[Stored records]

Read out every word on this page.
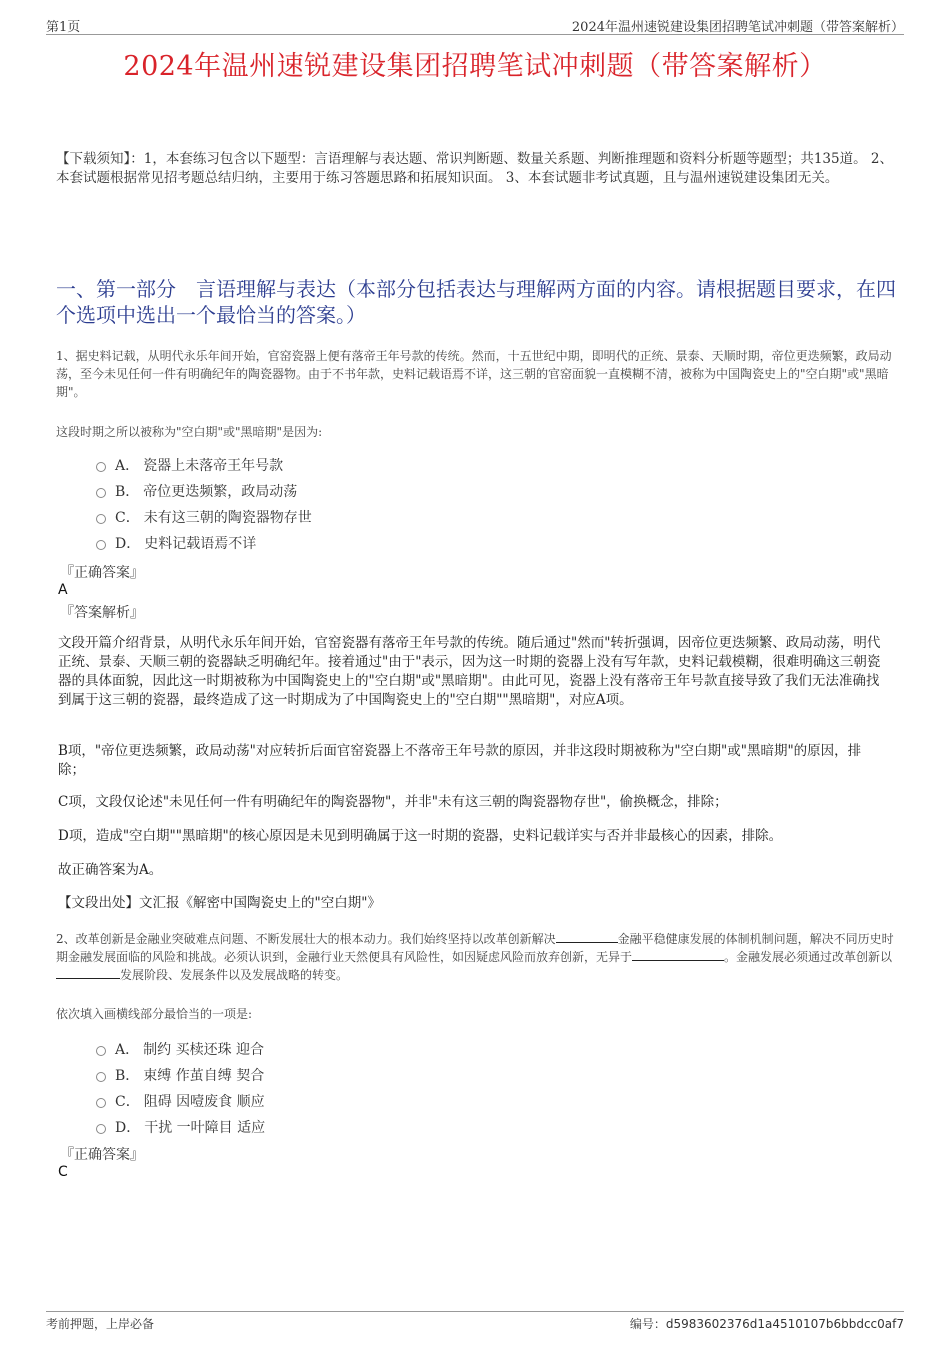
第1页	2024年温州速锐建设集团招聘笔试冲刺题（带答案解析）
2024年温州速锐建设集团招聘笔试冲刺题（带答案解析）
【下载须知】：1，本套练习包含以下题型：言语理解与表达题、常识判断题、数量关系题、判断推理题和资料分析题等题型；共135道。 2、本套试题根据常见招考题总结归纳，主要用于练习答题思路和拓展知识面。 3、本套试题非考试真题，且与温州速锐建设集团无关。
一、第一部分　言语理解与表达（本部分包括表达与理解两方面的内容。请根据题目要求，在四个选项中选出一个最恰当的答案。）
1、据史料记载，从明代永乐年间开始，官窑瓷器上便有落帝王年号款的传统。然而，十五世纪中期，即明代的正统、景泰、天顺时期，帝位更迭频繁，政局动荡，至今未见任何一件有明确纪年的陶瓷器物。由于不书年款，史料记载语焉不详，这三朝的官窑面貌一直模糊不清，被称为中国陶瓷史上的"空白期"或"黑暗期"。
这段时期之所以被称为"空白期"或"黑暗期"是因为:
A． 瓷器上未落帝王年号款
B． 帝位更迭频繁，政局动荡
C． 未有这三朝的陶瓷器物存世
D． 史料记载语焉不详
『正确答案』
A
『答案解析』
文段开篇介绍背景，从明代永乐年间开始，官窑瓷器有落帝王年号款的传统。随后通过"然而"转折强调，因帝位更迭频繁、政局动荡，明代正统、景泰、天顺三朝的瓷器缺乏明确纪年。接着通过"由于"表示，因为这一时期的瓷器上没有写年款，史料记载模糊，很难明确这三朝瓷器的具体面貌，因此这一时期被称为中国陶瓷史上的"空白期"或"黑暗期"。由此可见，瓷器上没有落帝王年号款直接导致了我们无法准确找到属于这三朝的瓷器，最终造成了这一时期成为了中国陶瓷史上的"空白期""黑暗期"，对应A项。
B项，"帝位更迭频繁，政局动荡"对应转折后面官窑瓷器上不落帝王年号款的原因，并非这段时期被称为"空白期"或"黑暗期"的原因，排除；
C项，文段仅论述"未见任何一件有明确纪年的陶瓷器物"，并非"未有这三朝的陶瓷器物存世"，偷换概念，排除；
D项，造成"空白期""黑暗期"的核心原因是未见到明确属于这一时期的瓷器，史料记载详实与否并非最核心的因素，排除。
故正确答案为A。
【文段出处】文汇报《解密中国陶瓷史上的"空白期"》
2、改革创新是金融业突破难点问题、不断发展壮大的根本动力。我们始终坚持以改革创新解决	金融平稳健康发展的体制机制问题，解决不同历史时期金融发展面临的风险和挑战。必须认识到，金融行业天然便具有风险性，如因疑虑风险而放弃创新，无异于	。金融发展必须通过改革创新以发展阶段、发展条件以及发展战略的转变。
依次填入画横线部分最恰当的一项是:
A． 制约 买椟还珠 迎合
B． 束缚 作茧自缚 契合
C． 阻碍 因噎废食 顺应
D． 干扰 一叶障目 适应
『正确答案』
C
考前押题，上岸必备	编号：d5983602376d1a4510107b6bbdcc0af7
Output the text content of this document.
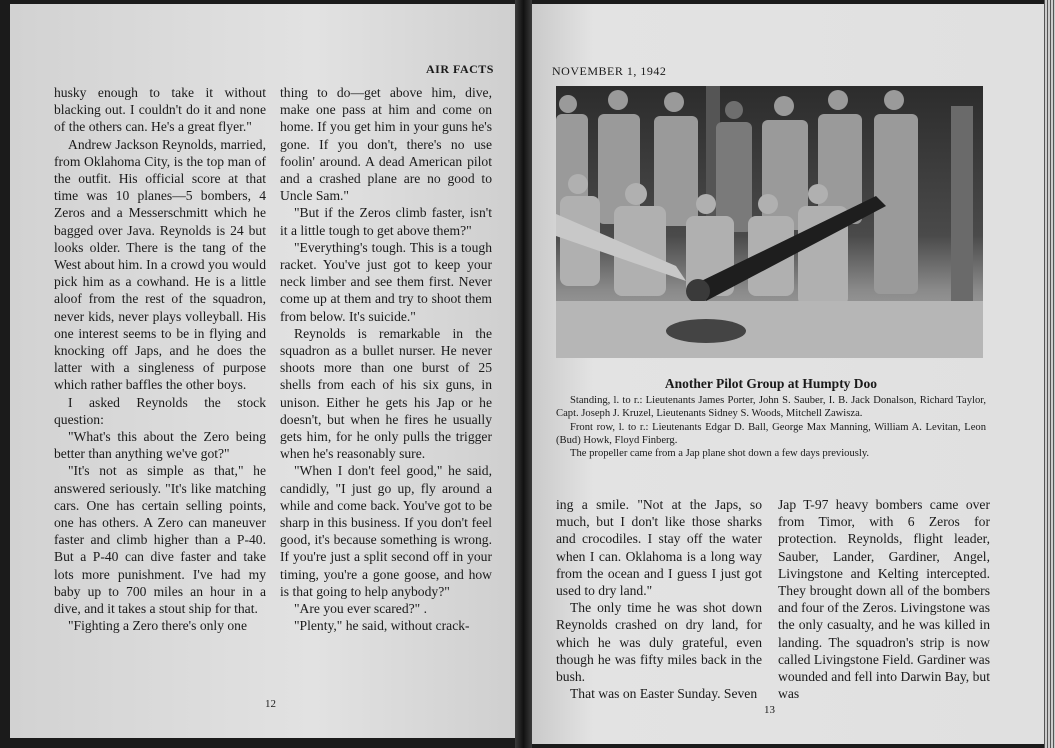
AIR FACTS

husky enough to take it without blacking out. I couldn't do it and none of the others can. He's a great flyer."

Andrew Jackson Reynolds, married, from Oklahoma City, is the top man of the outfit. His official score at that time was 10 planes—5 bombers, 4 Zeros and a Messerschmitt which he bagged over Java. Reynolds is 24 but looks older. There is the tang of the West about him. In a crowd you would pick him as a cowhand. He is a little aloof from the rest of the squadron, never kids, never plays volleyball. His one interest seems to be in flying and knocking off Japs, and he does the latter with a singleness of purpose which rather baffles the other boys.

I asked Reynolds the stock question:

"What's this about the Zero being better than anything we've got?"

"It's not as simple as that," he answered seriously. "It's like matching cars. One has certain selling points, one has others. A Zero can maneuver faster and climb higher than a P-40. But a P-40 can dive faster and take lots more punishment. I've had my baby up to 700 miles an hour in a dive, and it takes a stout ship for that.

"Fighting a Zero there's only one

thing to do—get above him, dive, make one pass at him and come on home. If you get him in your guns he's gone. If you don't, there's no use foolin' around. A dead American pilot and a crashed plane are no good to Uncle Sam."

"But if the Zeros climb faster, isn't it a little tough to get above them?"

"Everything's tough. This is a tough racket. You've just got to keep your neck limber and see them first. Never come up at them and try to shoot them from below. It's suicide."

Reynolds is remarkable in the squadron as a bullet nurser. He never shoots more than one burst of 25 shells from each of his six guns, in unison. Either he gets his Jap or he doesn't, but when he fires he usually gets him, for he only pulls the trigger when he's reasonably sure.

"When I don't feel good," he said, candidly, "I just go up, fly around a while and come back. You've got to be sharp in this business. If you don't feel good, it's because something is wrong. If you're just a split second off in your timing, you're a gone goose, and how is that going to help anybody?"

"Are you ever scared?" .

"Plenty," he said, without crack-

12
NOVEMBER 1, 1942
Another Pilot Group at Humpty Doo

Standing, l. to r.: Lieutenants James Porter, John S. Sauber, I. B. Jack Donalson, Richard Taylor, Capt. Joseph J. Kruzel, Lieutenants Sidney S. Woods, Mitchell Zawisza.

Front row, l. to r.: Lieutenants Edgar D. Ball, George Max Manning, William A. Levitan, Leon (Bud) Howk, Floyd Finberg.

The propeller came from a Jap plane shot down a few days previously.

ing a smile. "Not at the Japs, so much, but I don't like those sharks and crocodiles. I stay off the water when I can. Oklahoma is a long way from the ocean and I guess I just got used to dry land."

The only time he was shot down Reynolds crashed on dry land, for which he was duly grateful, even though he was fifty miles back in the bush.

That was on Easter Sunday. Seven

Jap T-97 heavy bombers came over from Timor, with 6 Zeros for protection. Reynolds, flight leader, Sauber, Lander, Gardiner, Angel, Livingstone and Kelting intercepted. They brought down all of the bombers and four of the Zeros. Livingstone was the only casualty, and he was killed in landing. The squadron's strip is now called Livingstone Field. Gardiner was wounded and fell into Darwin Bay, but was

13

> **YOUR OBJECTIVE**
Show all lines in the entries above where the string "take" appears.

> **RESULT**
husky enough to take it without blacking out. I couldn't do it and none of the others can. He's a great flyer."
"It's not as simple as that," he answered seriously. "It's like matching cars. One has certain selling points, one has others. A Zero can maneuver faster and climb higher than a P-40. But a P-40 can dive faster and take lots more punishment. I've had my baby up to 700 miles an hour in a dive, and it takes a stout ship for that.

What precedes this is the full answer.